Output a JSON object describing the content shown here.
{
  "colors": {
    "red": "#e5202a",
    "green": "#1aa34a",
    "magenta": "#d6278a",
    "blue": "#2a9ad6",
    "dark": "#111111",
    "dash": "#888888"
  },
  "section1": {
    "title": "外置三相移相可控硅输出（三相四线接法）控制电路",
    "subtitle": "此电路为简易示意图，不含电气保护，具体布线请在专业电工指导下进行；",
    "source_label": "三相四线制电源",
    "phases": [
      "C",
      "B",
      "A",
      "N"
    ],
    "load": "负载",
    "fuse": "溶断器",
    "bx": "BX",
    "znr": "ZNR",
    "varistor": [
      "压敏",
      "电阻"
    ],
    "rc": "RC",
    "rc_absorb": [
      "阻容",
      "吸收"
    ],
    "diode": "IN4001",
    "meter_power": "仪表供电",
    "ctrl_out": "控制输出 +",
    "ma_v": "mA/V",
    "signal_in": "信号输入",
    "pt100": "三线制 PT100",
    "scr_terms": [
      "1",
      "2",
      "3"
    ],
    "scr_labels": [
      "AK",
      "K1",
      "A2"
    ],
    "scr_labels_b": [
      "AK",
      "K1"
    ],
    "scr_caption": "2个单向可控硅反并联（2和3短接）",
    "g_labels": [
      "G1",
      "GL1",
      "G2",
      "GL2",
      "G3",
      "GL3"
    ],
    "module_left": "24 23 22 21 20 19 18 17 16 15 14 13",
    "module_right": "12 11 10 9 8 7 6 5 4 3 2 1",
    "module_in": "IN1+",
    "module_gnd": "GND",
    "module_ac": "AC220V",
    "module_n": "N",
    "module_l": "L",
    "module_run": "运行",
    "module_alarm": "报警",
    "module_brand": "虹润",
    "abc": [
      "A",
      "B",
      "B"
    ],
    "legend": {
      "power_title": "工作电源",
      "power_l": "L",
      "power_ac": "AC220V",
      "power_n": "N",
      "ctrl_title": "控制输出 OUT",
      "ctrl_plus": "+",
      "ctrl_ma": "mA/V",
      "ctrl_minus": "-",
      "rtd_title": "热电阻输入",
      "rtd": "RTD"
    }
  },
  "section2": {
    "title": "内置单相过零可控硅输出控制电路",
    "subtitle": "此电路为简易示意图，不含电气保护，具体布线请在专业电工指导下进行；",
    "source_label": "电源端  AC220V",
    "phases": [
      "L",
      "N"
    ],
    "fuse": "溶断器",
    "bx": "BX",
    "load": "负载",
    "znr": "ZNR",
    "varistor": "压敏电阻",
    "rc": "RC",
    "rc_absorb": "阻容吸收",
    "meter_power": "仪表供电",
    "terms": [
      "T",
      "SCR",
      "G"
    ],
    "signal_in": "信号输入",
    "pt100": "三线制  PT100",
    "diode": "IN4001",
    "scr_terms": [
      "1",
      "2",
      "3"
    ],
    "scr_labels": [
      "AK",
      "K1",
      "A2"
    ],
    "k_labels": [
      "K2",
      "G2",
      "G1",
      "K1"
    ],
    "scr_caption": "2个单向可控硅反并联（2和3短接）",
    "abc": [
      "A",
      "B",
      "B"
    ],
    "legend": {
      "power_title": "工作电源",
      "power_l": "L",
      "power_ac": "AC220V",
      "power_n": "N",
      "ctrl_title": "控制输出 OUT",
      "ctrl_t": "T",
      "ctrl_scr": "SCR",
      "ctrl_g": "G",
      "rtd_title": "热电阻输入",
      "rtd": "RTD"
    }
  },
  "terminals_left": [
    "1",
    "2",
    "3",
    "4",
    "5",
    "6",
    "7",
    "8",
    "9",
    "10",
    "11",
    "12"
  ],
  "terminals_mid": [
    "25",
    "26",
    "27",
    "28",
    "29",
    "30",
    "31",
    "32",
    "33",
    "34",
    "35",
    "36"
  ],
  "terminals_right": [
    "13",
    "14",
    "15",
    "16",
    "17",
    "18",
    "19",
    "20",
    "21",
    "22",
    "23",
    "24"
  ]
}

Stated task: Everything in the listing above should be restated exactly.

Expected output:
Output a JSON object describing the content shown here.
{
  "colors": {
    "red": "#e5202a",
    "green": "#1aa34a",
    "magenta": "#d6278a",
    "blue": "#2a9ad6",
    "dark": "#111111",
    "dash": "#888888"
  },
  "section1": {
    "title": "外置三相移相可控硅输出（三相四线接法）控制电路",
    "subtitle": "此电路为简易示意图，不含电气保护，具体布线请在专业电工指导下进行；",
    "source_label": "三相四线制电源",
    "phases": [
      "C",
      "B",
      "A",
      "N"
    ],
    "load": "负载",
    "fuse": "溶断器",
    "bx": "BX",
    "znr": "ZNR",
    "varistor": [
      "压敏",
      "电阻"
    ],
    "rc": "RC",
    "rc_absorb": [
      "阻容",
      "吸收"
    ],
    "diode": "IN4001",
    "meter_power": "仪表供电",
    "ctrl_out": "控制输出 +",
    "ma_v": "mA/V",
    "signal_in": "信号输入",
    "pt100": "三线制 PT100",
    "scr_terms": [
      "1",
      "2",
      "3"
    ],
    "scr_labels": [
      "AK",
      "K1",
      "A2"
    ],
    "scr_labels_b": [
      "AK",
      "K1"
    ],
    "scr_caption": "2个单向可控硅反并联（2和3短接）",
    "g_labels": [
      "G1",
      "GL1",
      "G2",
      "GL2",
      "G3",
      "GL3"
    ],
    "module_left": "24 23 22 21 20 19 18 17 16 15 14 13",
    "module_right": "12 11 10 9 8 7 6 5 4 3 2 1",
    "module_in": "IN1+",
    "module_gnd": "GND",
    "module_ac": "AC220V",
    "module_n": "N",
    "module_l": "L",
    "module_run": "运行",
    "module_alarm": "报警",
    "module_brand": "虹润",
    "abc": [
      "A",
      "B",
      "B"
    ],
    "legend": {
      "power_title": "工作电源",
      "power_l": "L",
      "power_ac": "AC220V",
      "power_n": "N",
      "ctrl_title": "控制输出 OUT",
      "ctrl_plus": "+",
      "ctrl_ma": "mA/V",
      "ctrl_minus": "-",
      "rtd_title": "热电阻输入",
      "rtd": "RTD"
    }
  },
  "section2": {
    "title": "内置单相过零可控硅输出控制电路",
    "subtitle": "此电路为简易示意图，不含电气保护，具体布线请在专业电工指导下进行；",
    "source_label": "电源端  AC220V",
    "phases": [
      "L",
      "N"
    ],
    "fuse": "溶断器",
    "bx": "BX",
    "load": "负载",
    "znr": "ZNR",
    "varistor": "压敏电阻",
    "rc": "RC",
    "rc_absorb": "阻容吸收",
    "meter_power": "仪表供电",
    "terms": [
      "T",
      "SCR",
      "G"
    ],
    "signal_in": "信号输入",
    "pt100": "三线制  PT100",
    "diode": "IN4001",
    "scr_terms": [
      "1",
      "2",
      "3"
    ],
    "scr_labels": [
      "AK",
      "K1",
      "A2"
    ],
    "k_labels": [
      "K2",
      "G2",
      "G1",
      "K1"
    ],
    "scr_caption": "2个单向可控硅反并联（2和3短接）",
    "abc": [
      "A",
      "B",
      "B"
    ],
    "legend": {
      "power_title": "工作电源",
      "power_l": "L",
      "power_ac": "AC220V",
      "power_n": "N",
      "ctrl_title": "控制输出 OUT",
      "ctrl_t": "T",
      "ctrl_scr": "SCR",
      "ctrl_g": "G",
      "rtd_title": "热电阻输入",
      "rtd": "RTD"
    }
  },
  "terminals_left": [
    "1",
    "2",
    "3",
    "4",
    "5",
    "6",
    "7",
    "8",
    "9",
    "10",
    "11",
    "12"
  ],
  "terminals_mid": [
    "25",
    "26",
    "27",
    "28",
    "29",
    "30",
    "31",
    "32",
    "33",
    "34",
    "35",
    "36"
  ],
  "terminals_right": [
    "13",
    "14",
    "15",
    "16",
    "17",
    "18",
    "19",
    "20",
    "21",
    "22",
    "23",
    "24"
  ]
}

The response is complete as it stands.